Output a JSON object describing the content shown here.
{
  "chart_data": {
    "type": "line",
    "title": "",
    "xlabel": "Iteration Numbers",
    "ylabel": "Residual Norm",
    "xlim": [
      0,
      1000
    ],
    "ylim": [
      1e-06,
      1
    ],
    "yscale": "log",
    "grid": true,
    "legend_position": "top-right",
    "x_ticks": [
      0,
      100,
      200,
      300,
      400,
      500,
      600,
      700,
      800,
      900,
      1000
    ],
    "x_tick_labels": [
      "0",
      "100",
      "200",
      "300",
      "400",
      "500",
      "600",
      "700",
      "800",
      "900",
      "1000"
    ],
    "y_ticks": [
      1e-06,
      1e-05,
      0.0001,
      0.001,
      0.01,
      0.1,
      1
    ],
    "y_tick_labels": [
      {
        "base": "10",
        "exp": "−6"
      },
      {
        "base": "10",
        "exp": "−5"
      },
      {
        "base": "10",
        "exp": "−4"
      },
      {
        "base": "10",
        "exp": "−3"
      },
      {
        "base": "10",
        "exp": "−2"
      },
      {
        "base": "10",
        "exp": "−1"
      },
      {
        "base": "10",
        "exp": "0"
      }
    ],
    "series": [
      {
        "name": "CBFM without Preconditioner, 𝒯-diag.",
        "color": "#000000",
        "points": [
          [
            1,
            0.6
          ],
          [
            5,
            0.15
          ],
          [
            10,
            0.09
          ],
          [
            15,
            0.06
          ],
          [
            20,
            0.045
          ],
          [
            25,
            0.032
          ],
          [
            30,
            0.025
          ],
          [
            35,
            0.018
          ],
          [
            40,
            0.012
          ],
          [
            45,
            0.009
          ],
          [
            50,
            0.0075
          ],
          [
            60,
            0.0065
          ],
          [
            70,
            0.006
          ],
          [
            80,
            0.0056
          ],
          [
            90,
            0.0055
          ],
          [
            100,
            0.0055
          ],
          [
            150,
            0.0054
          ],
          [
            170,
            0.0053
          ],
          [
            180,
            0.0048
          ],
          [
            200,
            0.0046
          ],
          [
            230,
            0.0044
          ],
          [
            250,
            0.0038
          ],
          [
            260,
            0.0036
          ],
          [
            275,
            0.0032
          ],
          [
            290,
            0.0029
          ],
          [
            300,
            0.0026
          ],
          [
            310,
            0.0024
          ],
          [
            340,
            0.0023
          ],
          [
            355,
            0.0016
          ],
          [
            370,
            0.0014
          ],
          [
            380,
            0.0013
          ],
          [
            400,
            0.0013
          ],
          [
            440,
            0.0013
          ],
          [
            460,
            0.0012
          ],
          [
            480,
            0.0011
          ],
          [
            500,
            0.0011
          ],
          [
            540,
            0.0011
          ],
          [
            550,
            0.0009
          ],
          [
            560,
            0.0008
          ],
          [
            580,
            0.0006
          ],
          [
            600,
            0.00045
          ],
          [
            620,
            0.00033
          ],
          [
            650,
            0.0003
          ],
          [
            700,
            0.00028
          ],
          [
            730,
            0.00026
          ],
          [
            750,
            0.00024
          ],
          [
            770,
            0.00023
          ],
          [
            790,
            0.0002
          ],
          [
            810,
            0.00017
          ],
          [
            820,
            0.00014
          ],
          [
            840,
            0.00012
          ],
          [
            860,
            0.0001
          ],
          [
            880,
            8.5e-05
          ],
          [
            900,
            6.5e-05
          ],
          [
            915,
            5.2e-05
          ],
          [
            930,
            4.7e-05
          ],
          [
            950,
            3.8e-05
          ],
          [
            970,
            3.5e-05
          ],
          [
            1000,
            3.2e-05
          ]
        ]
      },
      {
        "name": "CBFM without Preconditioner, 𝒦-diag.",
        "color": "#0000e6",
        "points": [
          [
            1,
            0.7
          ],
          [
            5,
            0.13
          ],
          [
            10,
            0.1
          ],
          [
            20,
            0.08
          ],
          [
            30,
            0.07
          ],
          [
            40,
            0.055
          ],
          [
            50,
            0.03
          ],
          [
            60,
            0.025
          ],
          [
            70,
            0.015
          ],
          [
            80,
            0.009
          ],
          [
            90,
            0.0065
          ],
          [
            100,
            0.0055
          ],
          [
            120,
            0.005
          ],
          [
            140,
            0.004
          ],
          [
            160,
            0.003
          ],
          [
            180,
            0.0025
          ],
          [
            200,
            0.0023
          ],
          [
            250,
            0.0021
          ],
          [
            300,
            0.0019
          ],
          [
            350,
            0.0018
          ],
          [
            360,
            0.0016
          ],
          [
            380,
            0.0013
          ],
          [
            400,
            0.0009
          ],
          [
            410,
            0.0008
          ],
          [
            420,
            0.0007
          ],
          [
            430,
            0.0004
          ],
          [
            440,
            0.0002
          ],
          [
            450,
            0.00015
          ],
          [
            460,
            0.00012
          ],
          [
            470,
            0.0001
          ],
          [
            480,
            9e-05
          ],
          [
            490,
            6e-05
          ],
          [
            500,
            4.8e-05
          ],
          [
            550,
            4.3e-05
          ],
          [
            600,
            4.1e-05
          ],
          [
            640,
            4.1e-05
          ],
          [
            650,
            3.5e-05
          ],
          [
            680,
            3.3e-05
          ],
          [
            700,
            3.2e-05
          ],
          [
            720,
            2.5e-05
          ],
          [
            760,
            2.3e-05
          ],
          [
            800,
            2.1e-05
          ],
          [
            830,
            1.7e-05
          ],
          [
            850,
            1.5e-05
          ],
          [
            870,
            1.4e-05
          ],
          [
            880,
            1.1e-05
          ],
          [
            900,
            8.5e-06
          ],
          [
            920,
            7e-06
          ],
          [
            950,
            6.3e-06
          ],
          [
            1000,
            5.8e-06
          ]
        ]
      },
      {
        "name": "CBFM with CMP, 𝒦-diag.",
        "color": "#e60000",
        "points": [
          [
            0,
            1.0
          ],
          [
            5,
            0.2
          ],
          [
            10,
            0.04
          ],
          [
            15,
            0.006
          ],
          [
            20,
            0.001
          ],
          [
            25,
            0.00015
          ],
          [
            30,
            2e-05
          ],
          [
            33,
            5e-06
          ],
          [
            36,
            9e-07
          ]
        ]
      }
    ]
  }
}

========================================================================

GIVEN TASK: Each line above must be printed exactly as it appears.

EXPECTED ANSWER:
Output a JSON object describing the content shown here.
{
  "chart_data": {
    "type": "line",
    "title": "",
    "xlabel": "Iteration Numbers",
    "ylabel": "Residual Norm",
    "xlim": [
      0,
      1000
    ],
    "ylim": [
      1e-06,
      1
    ],
    "yscale": "log",
    "grid": true,
    "legend_position": "top-right",
    "x_ticks": [
      0,
      100,
      200,
      300,
      400,
      500,
      600,
      700,
      800,
      900,
      1000
    ],
    "x_tick_labels": [
      "0",
      "100",
      "200",
      "300",
      "400",
      "500",
      "600",
      "700",
      "800",
      "900",
      "1000"
    ],
    "y_ticks": [
      1e-06,
      1e-05,
      0.0001,
      0.001,
      0.01,
      0.1,
      1
    ],
    "y_tick_labels": [
      {
        "base": "10",
        "exp": "−6"
      },
      {
        "base": "10",
        "exp": "−5"
      },
      {
        "base": "10",
        "exp": "−4"
      },
      {
        "base": "10",
        "exp": "−3"
      },
      {
        "base": "10",
        "exp": "−2"
      },
      {
        "base": "10",
        "exp": "−1"
      },
      {
        "base": "10",
        "exp": "0"
      }
    ],
    "series": [
      {
        "name": "CBFM without Preconditioner, 𝒯-diag.",
        "color": "#000000",
        "points": [
          [
            1,
            0.6
          ],
          [
            5,
            0.15
          ],
          [
            10,
            0.09
          ],
          [
            15,
            0.06
          ],
          [
            20,
            0.045
          ],
          [
            25,
            0.032
          ],
          [
            30,
            0.025
          ],
          [
            35,
            0.018
          ],
          [
            40,
            0.012
          ],
          [
            45,
            0.009
          ],
          [
            50,
            0.0075
          ],
          [
            60,
            0.0065
          ],
          [
            70,
            0.006
          ],
          [
            80,
            0.0056
          ],
          [
            90,
            0.0055
          ],
          [
            100,
            0.0055
          ],
          [
            150,
            0.0054
          ],
          [
            170,
            0.0053
          ],
          [
            180,
            0.0048
          ],
          [
            200,
            0.0046
          ],
          [
            230,
            0.0044
          ],
          [
            250,
            0.0038
          ],
          [
            260,
            0.0036
          ],
          [
            275,
            0.0032
          ],
          [
            290,
            0.0029
          ],
          [
            300,
            0.0026
          ],
          [
            310,
            0.0024
          ],
          [
            340,
            0.0023
          ],
          [
            355,
            0.0016
          ],
          [
            370,
            0.0014
          ],
          [
            380,
            0.0013
          ],
          [
            400,
            0.0013
          ],
          [
            440,
            0.0013
          ],
          [
            460,
            0.0012
          ],
          [
            480,
            0.0011
          ],
          [
            500,
            0.0011
          ],
          [
            540,
            0.0011
          ],
          [
            550,
            0.0009
          ],
          [
            560,
            0.0008
          ],
          [
            580,
            0.0006
          ],
          [
            600,
            0.00045
          ],
          [
            620,
            0.00033
          ],
          [
            650,
            0.0003
          ],
          [
            700,
            0.00028
          ],
          [
            730,
            0.00026
          ],
          [
            750,
            0.00024
          ],
          [
            770,
            0.00023
          ],
          [
            790,
            0.0002
          ],
          [
            810,
            0.00017
          ],
          [
            820,
            0.00014
          ],
          [
            840,
            0.00012
          ],
          [
            860,
            0.0001
          ],
          [
            880,
            8.5e-05
          ],
          [
            900,
            6.5e-05
          ],
          [
            915,
            5.2e-05
          ],
          [
            930,
            4.7e-05
          ],
          [
            950,
            3.8e-05
          ],
          [
            970,
            3.5e-05
          ],
          [
            1000,
            3.2e-05
          ]
        ]
      },
      {
        "name": "CBFM without Preconditioner, 𝒦-diag.",
        "color": "#0000e6",
        "points": [
          [
            1,
            0.7
          ],
          [
            5,
            0.13
          ],
          [
            10,
            0.1
          ],
          [
            20,
            0.08
          ],
          [
            30,
            0.07
          ],
          [
            40,
            0.055
          ],
          [
            50,
            0.03
          ],
          [
            60,
            0.025
          ],
          [
            70,
            0.015
          ],
          [
            80,
            0.009
          ],
          [
            90,
            0.0065
          ],
          [
            100,
            0.0055
          ],
          [
            120,
            0.005
          ],
          [
            140,
            0.004
          ],
          [
            160,
            0.003
          ],
          [
            180,
            0.0025
          ],
          [
            200,
            0.0023
          ],
          [
            250,
            0.0021
          ],
          [
            300,
            0.0019
          ],
          [
            350,
            0.0018
          ],
          [
            360,
            0.0016
          ],
          [
            380,
            0.0013
          ],
          [
            400,
            0.0009
          ],
          [
            410,
            0.0008
          ],
          [
            420,
            0.0007
          ],
          [
            430,
            0.0004
          ],
          [
            440,
            0.0002
          ],
          [
            450,
            0.00015
          ],
          [
            460,
            0.00012
          ],
          [
            470,
            0.0001
          ],
          [
            480,
            9e-05
          ],
          [
            490,
            6e-05
          ],
          [
            500,
            4.8e-05
          ],
          [
            550,
            4.3e-05
          ],
          [
            600,
            4.1e-05
          ],
          [
            640,
            4.1e-05
          ],
          [
            650,
            3.5e-05
          ],
          [
            680,
            3.3e-05
          ],
          [
            700,
            3.2e-05
          ],
          [
            720,
            2.5e-05
          ],
          [
            760,
            2.3e-05
          ],
          [
            800,
            2.1e-05
          ],
          [
            830,
            1.7e-05
          ],
          [
            850,
            1.5e-05
          ],
          [
            870,
            1.4e-05
          ],
          [
            880,
            1.1e-05
          ],
          [
            900,
            8.5e-06
          ],
          [
            920,
            7e-06
          ],
          [
            950,
            6.3e-06
          ],
          [
            1000,
            5.8e-06
          ]
        ]
      },
      {
        "name": "CBFM with CMP, 𝒦-diag.",
        "color": "#e60000",
        "points": [
          [
            0,
            1.0
          ],
          [
            5,
            0.2
          ],
          [
            10,
            0.04
          ],
          [
            15,
            0.006
          ],
          [
            20,
            0.001
          ],
          [
            25,
            0.00015
          ],
          [
            30,
            2e-05
          ],
          [
            33,
            5e-06
          ],
          [
            36,
            9e-07
          ]
        ]
      }
    ]
  }
}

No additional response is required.